Work instructions: Copy each line of the records that contains the word "capacidade".
[Start]
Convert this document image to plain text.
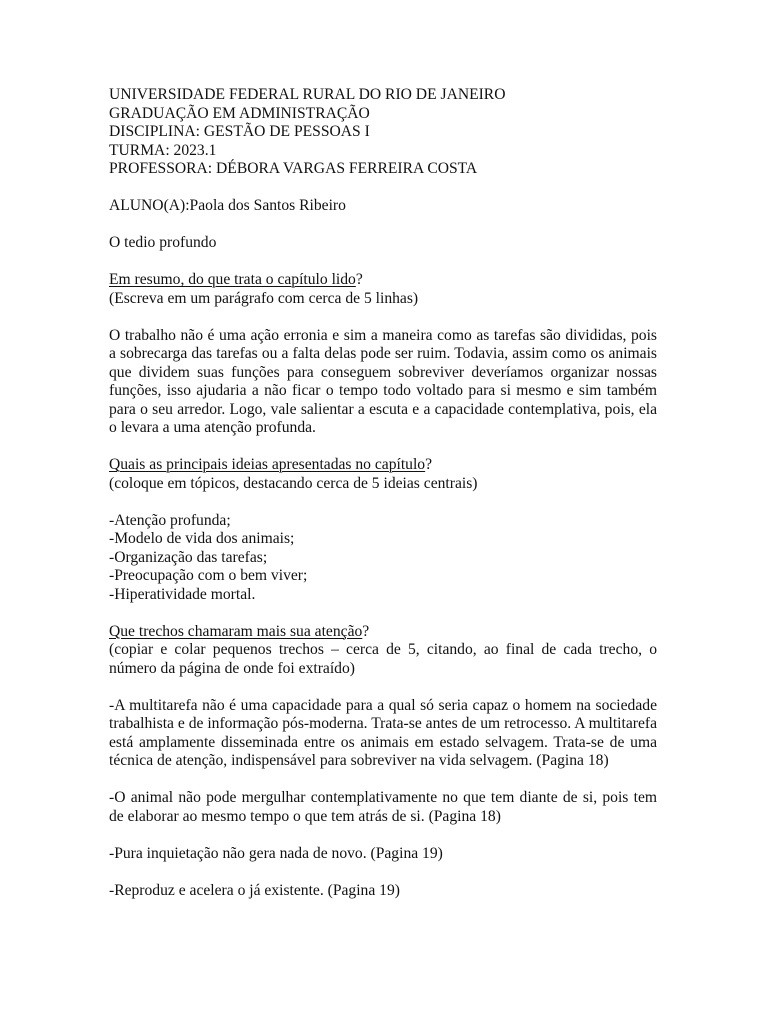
UNIVERSIDADE FEDERAL RURAL DO RIO DE JANEIRO
GRADUAÇÃO EM ADMINISTRAÇÃO
DISCIPLINA: GESTÃO DE PESSOAS I
TURMA: 2023.1
PROFESSORA: DÉBORA VARGAS FERREIRA COSTA
ALUNO(A):Paola dos Santos Ribeiro
O tedio profundo
Em resumo, do que trata o capítulo lido?
(Escreva em um parágrafo com cerca de 5 linhas)

O trabalho não é uma ação erronia e sim a maneira como as tarefas são divididas, pois a sobrecarga das tarefas ou a falta delas pode ser ruim. Todavia, assim como os animais que dividem suas funções para conseguem sobreviver deveríamos organizar nossas funções, isso ajudaria a não ficar o tempo todo voltado para si mesmo e sim também para o seu arredor. Logo, vale salientar a escuta e a capacidade contemplativa, pois, ela o levara a uma atenção profunda.

Quais as principais ideias apresentadas no capítulo?
(coloque em tópicos, destacando cerca de 5 ideias centrais)
-Atenção profunda;
-Modelo de vida dos animais;
-Organização das tarefas;
-Preocupação com o bem viver;
-Hiperatividade mortal.
Que trechos chamaram mais sua atenção?

(copiar e colar pequenos trechos – cerca de 5, citando, ao final de cada trecho, o número da página de onde foi extraído)

-A multitarefa não é uma capacidade para a qual só seria capaz o homem na sociedade trabalhista e de informação pós-moderna. Trata-se antes de um retrocesso. A multitarefa está amplamente disseminada entre os animais em estado selvagem. Trata-se de uma técnica de atenção, indispensável para sobreviver na vida selvagem. (Pagina 18)

-O animal não pode mergulhar contemplativamente no que tem diante de si, pois tem de elaborar ao mesmo tempo o que tem atrás de si. (Pagina 18)

-Pura inquietação não gera nada de novo. (Pagina 19)

-Reproduz e acelera o já existente. (Pagina 19)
[End]
Solved problem:
O trabalho não é uma ação erronia e sim a maneira como as tarefas são divididas, pois a sobrecarga das tarefas ou a falta delas pode ser ruim. Todavia, assim como os animais que dividem suas funções para conseguem sobreviver deveríamos organizar nossas funções, isso ajudaria a não ficar o tempo todo voltado para si mesmo e sim também para o seu arredor. Logo, vale salientar a escuta e a capacidade contemplativa, pois, ela o levara a uma atenção profunda.
-A multitarefa não é uma capacidade para a qual só seria capaz o homem na sociedade trabalhista e de informação pós-moderna. Trata-se antes de um retrocesso. A multitarefa está amplamente disseminada entre os animais em estado selvagem. Trata-se de uma técnica de atenção, indispensável para sobreviver na vida selvagem. (Pagina 18)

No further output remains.